# REQUEST:
Print all the data, keeping every line exactly as it is.
#####
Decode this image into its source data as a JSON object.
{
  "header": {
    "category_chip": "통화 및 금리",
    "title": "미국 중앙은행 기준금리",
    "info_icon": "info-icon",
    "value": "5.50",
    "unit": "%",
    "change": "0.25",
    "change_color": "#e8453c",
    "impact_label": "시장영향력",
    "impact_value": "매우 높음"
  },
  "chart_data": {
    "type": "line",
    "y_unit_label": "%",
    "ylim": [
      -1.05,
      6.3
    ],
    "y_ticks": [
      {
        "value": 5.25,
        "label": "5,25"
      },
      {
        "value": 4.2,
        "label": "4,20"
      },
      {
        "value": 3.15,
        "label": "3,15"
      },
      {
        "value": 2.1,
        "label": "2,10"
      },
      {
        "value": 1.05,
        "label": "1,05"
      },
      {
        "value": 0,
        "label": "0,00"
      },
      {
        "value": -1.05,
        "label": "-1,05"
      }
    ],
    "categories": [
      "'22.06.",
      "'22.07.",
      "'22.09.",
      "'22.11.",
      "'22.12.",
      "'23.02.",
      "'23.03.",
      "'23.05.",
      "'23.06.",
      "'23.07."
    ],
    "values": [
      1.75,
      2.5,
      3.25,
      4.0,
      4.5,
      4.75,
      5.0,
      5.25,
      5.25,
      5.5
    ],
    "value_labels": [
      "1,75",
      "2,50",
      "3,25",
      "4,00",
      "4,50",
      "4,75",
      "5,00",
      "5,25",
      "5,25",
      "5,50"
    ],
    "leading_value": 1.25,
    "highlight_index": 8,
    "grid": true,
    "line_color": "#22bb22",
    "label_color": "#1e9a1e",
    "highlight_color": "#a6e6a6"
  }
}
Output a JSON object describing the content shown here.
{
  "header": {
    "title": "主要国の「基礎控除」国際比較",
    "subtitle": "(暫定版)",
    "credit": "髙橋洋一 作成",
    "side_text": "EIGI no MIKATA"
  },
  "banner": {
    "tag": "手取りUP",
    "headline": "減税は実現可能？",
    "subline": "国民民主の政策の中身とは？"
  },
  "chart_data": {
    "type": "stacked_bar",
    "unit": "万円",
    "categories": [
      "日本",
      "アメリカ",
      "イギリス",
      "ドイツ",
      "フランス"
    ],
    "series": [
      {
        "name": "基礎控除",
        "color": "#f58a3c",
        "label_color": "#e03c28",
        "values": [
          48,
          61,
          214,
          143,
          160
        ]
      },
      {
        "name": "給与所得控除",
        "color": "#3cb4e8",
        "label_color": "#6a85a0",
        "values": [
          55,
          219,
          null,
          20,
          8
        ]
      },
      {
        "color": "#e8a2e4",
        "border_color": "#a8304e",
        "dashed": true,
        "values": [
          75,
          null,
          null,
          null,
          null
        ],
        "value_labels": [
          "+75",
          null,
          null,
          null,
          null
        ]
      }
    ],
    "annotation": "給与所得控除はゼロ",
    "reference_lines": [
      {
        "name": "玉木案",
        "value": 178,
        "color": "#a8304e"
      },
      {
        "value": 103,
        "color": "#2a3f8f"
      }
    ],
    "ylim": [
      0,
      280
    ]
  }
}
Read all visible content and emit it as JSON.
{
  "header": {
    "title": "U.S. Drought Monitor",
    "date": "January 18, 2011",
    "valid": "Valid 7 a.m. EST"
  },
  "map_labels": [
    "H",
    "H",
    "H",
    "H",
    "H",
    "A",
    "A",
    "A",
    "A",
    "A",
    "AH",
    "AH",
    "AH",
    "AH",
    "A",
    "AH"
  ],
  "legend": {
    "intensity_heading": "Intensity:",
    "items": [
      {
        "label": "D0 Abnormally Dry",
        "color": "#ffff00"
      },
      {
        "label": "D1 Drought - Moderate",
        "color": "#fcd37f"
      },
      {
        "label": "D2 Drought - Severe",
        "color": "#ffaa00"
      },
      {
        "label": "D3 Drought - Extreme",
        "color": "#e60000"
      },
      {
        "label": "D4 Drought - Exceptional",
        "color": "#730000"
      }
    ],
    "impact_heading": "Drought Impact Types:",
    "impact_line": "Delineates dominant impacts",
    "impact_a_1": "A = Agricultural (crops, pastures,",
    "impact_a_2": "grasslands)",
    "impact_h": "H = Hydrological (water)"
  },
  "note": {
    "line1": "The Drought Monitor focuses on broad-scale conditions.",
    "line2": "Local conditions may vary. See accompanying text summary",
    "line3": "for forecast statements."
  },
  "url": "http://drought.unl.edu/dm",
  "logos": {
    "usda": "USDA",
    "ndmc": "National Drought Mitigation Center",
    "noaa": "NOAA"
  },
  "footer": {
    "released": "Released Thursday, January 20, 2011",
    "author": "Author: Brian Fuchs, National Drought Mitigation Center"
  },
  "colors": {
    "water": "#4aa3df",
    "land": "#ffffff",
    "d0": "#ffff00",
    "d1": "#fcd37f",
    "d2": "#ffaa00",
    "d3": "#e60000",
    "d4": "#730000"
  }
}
#####
# EXPECTED OUTPUT:
Decode this image into its source data as a JSON object.
{
  "header": {
    "category_chip": "통화 및 금리",
    "title": "미국 중앙은행 기준금리",
    "info_icon": "info-icon",
    "value": "5.50",
    "unit": "%",
    "change": "0.25",
    "change_color": "#e8453c",
    "impact_label": "시장영향력",
    "impact_value": "매우 높음"
  },
  "chart_data": {
    "type": "line",
    "y_unit_label": "%",
    "ylim": [
      -1.05,
      6.3
    ],
    "y_ticks": [
      {
        "value": 5.25,
        "label": "5,25"
      },
      {
        "value": 4.2,
        "label": "4,20"
      },
      {
        "value": 3.15,
        "label": "3,15"
      },
      {
        "value": 2.1,
        "label": "2,10"
      },
      {
        "value": 1.05,
        "label": "1,05"
      },
      {
        "value": 0,
        "label": "0,00"
      },
      {
        "value": -1.05,
        "label": "-1,05"
      }
    ],
    "categories": [
      "'22.06.",
      "'22.07.",
      "'22.09.",
      "'22.11.",
      "'22.12.",
      "'23.02.",
      "'23.03.",
      "'23.05.",
      "'23.06.",
      "'23.07."
    ],
    "values": [
      1.75,
      2.5,
      3.25,
      4.0,
      4.5,
      4.75,
      5.0,
      5.25,
      5.25,
      5.5
    ],
    "value_labels": [
      "1,75",
      "2,50",
      "3,25",
      "4,00",
      "4,50",
      "4,75",
      "5,00",
      "5,25",
      "5,25",
      "5,50"
    ],
    "leading_value": 1.25,
    "highlight_index": 8,
    "grid": true,
    "line_color": "#22bb22",
    "label_color": "#1e9a1e",
    "highlight_color": "#a6e6a6"
  }
}
Output a JSON object describing the content shown here.
{
  "header": {
    "title": "主要国の「基礎控除」国際比較",
    "subtitle": "(暫定版)",
    "credit": "髙橋洋一 作成",
    "side_text": "EIGI no MIKATA"
  },
  "banner": {
    "tag": "手取りUP",
    "headline": "減税は実現可能？",
    "subline": "国民民主の政策の中身とは？"
  },
  "chart_data": {
    "type": "stacked_bar",
    "unit": "万円",
    "categories": [
      "日本",
      "アメリカ",
      "イギリス",
      "ドイツ",
      "フランス"
    ],
    "series": [
      {
        "name": "基礎控除",
        "color": "#f58a3c",
        "label_color": "#e03c28",
        "values": [
          48,
          61,
          214,
          143,
          160
        ]
      },
      {
        "name": "給与所得控除",
        "color": "#3cb4e8",
        "label_color": "#6a85a0",
        "values": [
          55,
          219,
          null,
          20,
          8
        ]
      },
      {
        "color": "#e8a2e4",
        "border_color": "#a8304e",
        "dashed": true,
        "values": [
          75,
          null,
          null,
          null,
          null
        ],
        "value_labels": [
          "+75",
          null,
          null,
          null,
          null
        ]
      }
    ],
    "annotation": "給与所得控除はゼロ",
    "reference_lines": [
      {
        "name": "玉木案",
        "value": 178,
        "color": "#a8304e"
      },
      {
        "value": 103,
        "color": "#2a3f8f"
      }
    ],
    "ylim": [
      0,
      280
    ]
  }
}
Read all visible content and emit it as JSON.
{
  "header": {
    "title": "U.S. Drought Monitor",
    "date": "January 18, 2011",
    "valid": "Valid 7 a.m. EST"
  },
  "map_labels": [
    "H",
    "H",
    "H",
    "H",
    "H",
    "A",
    "A",
    "A",
    "A",
    "A",
    "AH",
    "AH",
    "AH",
    "AH",
    "A",
    "AH"
  ],
  "legend": {
    "intensity_heading": "Intensity:",
    "items": [
      {
        "label": "D0 Abnormally Dry",
        "color": "#ffff00"
      },
      {
        "label": "D1 Drought - Moderate",
        "color": "#fcd37f"
      },
      {
        "label": "D2 Drought - Severe",
        "color": "#ffaa00"
      },
      {
        "label": "D3 Drought - Extreme",
        "color": "#e60000"
      },
      {
        "label": "D4 Drought - Exceptional",
        "color": "#730000"
      }
    ],
    "impact_heading": "Drought Impact Types:",
    "impact_line": "Delineates dominant impacts",
    "impact_a_1": "A = Agricultural (crops, pastures,",
    "impact_a_2": "grasslands)",
    "impact_h": "H = Hydrological (water)"
  },
  "note": {
    "line1": "The Drought Monitor focuses on broad-scale conditions.",
    "line2": "Local conditions may vary. See accompanying text summary",
    "line3": "for forecast statements."
  },
  "url": "http://drought.unl.edu/dm",
  "logos": {
    "usda": "USDA",
    "ndmc": "National Drought Mitigation Center",
    "noaa": "NOAA"
  },
  "footer": {
    "released": "Released Thursday, January 20, 2011",
    "author": "Author: Brian Fuchs, National Drought Mitigation Center"
  },
  "colors": {
    "water": "#4aa3df",
    "land": "#ffffff",
    "d0": "#ffff00",
    "d1": "#fcd37f",
    "d2": "#ffaa00",
    "d3": "#e60000",
    "d4": "#730000"
  }
}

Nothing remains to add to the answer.